Obiettivo del compito :: Porta avanti la recensione del concerto al Filarmonico, riprendendo subito dopo l'ultima frase.

(di Gianni Schicchi) Terzo Concerto sinfonico della stagione con grandi interpreti….e il pubblico risponde subito riempiendo il Filarmonico, come nella serata precedente di venerdì 28. Questa la bella constatazione da rilevare subito, completata poi da una prestazione superlativa (inimmaginabile di questo livello solo pochi anni fa e dovuta alle tante immissioni di giovani leve) dell’orchestra areniana sotto la guida dell’americano Ryan McAdams, grande sostenitore della musica contemporanea, oltre che direttore principale della più eminente formazione di musica contemporanea d’Irlanda e ormai artista di chiara fama guadagnata da tempo anche in Italia. Non dimenticheremo la sua direzione del Requiem di Lloyd Webber di qualche anno fa al Filarmonico: semplicemente da antologia.
Mc Adams ha aperto le “ostilità” con un discreto lavoro dell’irlandese Donnacha Dennehy, brano scritto durante il Covid, ma subito dopo ha affrontato la musica della pantomima Il Mandarino meraviglioso di Bartok a ricordo degli ottant’anni dalla scomparsa. Una pagina sempre avversata per il suo soggetto scabroso, tuttavia in possesso di una orchestrazione fra le più riuscite di tutto il Novecento, con i suoi glissandi degli ottoni, il tremolo delle percussioni, seguiti da un orientaleggiante marcato Maestoso che fa da pari col numero orchestrale più riuscito: la danza del Mandarino con la prostituta, che parte da un valzer appena accennato e in un crescendo incalzante giunge a uno spettacolare fortissimo dissonante.
McAdams è un direttore dalle idee chiarissime, che non trascura il minimo degli attacchi e che sa rivelare quante sfumature si susseguono poi nelle trame orchestrali bartokiane, disegnando un equilibrio esemplare. L’orchestra areniana è eccellente in ogni sezione, soprattutto nei rilucenti ottoni, che in alcune fanfare sembrano evocare musica antica. Un Bartok così finalmente rinato, tornato al suo splendore visionario, nelle sue modernità atipiche, nella rielaborazione di linguaggi, liberato da asettiche destrutturazioni.

(Dati raccolti)

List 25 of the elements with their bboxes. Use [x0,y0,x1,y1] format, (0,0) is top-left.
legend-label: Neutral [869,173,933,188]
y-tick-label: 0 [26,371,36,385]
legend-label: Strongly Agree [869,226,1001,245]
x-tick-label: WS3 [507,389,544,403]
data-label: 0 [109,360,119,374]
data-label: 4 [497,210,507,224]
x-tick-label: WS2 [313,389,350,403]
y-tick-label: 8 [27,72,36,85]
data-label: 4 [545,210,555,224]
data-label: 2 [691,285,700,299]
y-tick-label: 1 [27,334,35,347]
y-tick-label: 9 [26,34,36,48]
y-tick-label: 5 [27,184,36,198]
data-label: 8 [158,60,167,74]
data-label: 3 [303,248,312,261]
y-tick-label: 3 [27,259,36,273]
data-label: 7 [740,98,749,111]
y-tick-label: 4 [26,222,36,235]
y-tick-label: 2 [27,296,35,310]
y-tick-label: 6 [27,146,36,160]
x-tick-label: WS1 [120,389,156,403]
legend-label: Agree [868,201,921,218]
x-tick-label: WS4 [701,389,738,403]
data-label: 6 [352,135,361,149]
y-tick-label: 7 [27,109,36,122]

Risposta all'esercizio ::
C’era in programma, nella ripresa, anche il famoso Terzo Concerto di Rachmaninov che ha avuto poi un solista importante, straordinario potremmo dire con tranquillità, nel russo Mikhail Pletnev. Un pezzo per lui abituale, eseguito in numerose altre occasioni, il cui inizio è di grande fluidità e cura dei dettagli. Fin dalle prime battute il pianista è riuscito a sfruttare tutte le possibilità del cantabile, con uso del pedale leggermente parco, ma con un bilanciamento dinamico dell’orchestra forse non sempre perfetto. Subito dopo però si sono potute apprezzare le linee chiare, nette del suo pianoforte, frutto oltre che di un particolare approccio digitale, di un consapevole lavoro su ogni battuta e sull’architettura generale del pezzo. Così come si sono distinte la piena comprensione dell’armonia e del ritmo armonico, un timing magnifico, un lavoro approfondito sul fraseggio e cosi via.
Ma quanto ci ha colpito di questo Terzo Concerto è ciò che ha avuto a che fare proprio con l’approccio estetico e psicologico del sessantasettenne pianista di Arcangelo: ha eseguito quello che viene considerato uno dei più grandi omaggi al virtuosismo pianistico come se non si curasse di tale aspetto, anzi quasi ribellandosi a tale immagine. In qualche maniera Pletnev è riuscito a sottrarsi all’elemento atletico e muscolare per ricondurre il brano a una dimensione superiore, o se si preferisce ancora più spirituale e introspettiva.
Ể come se avesse detto al pubblico di scordarsi, di dimenticare l’immagine stimolata dal bel film Shine di Scott Hicks sul concerto, per riconvertirsi a un Rachmaninov più discreto, più intimo. Ể come se tentasse di radicare il romanticismo del compositore russo ad un’estetica quasi neoclassica di tipo stravinskiano, riuscendovi alla fine. Non sappiamo se tutto questo abbia rispecchiato veramente i suoi propositi, ma ci è sembrato l’effettivo risultato al quale non di rado è riuscito ad approdare, coniugando il tutto ad una intensità che è permasa dall’inizio alla fine del concerto. Una grande lezione di pianismo, da far accapponare la pelle.
Non è certo frequente ascoltare un Terzo Concerto di Rachmaninov connotato da tale carattere, per questo sono necessarie personalità, tecnica, esperienza che naturalmente non tutti i pianisti posseggono. I fragorosi applausi finali (tutto il pubblico scattato in piedi) sono riusciti a strappare due bis al solista, fra cui un Chopin delicatissimo, quasi impalpabile, a coronare un pomeriggio di grande musica.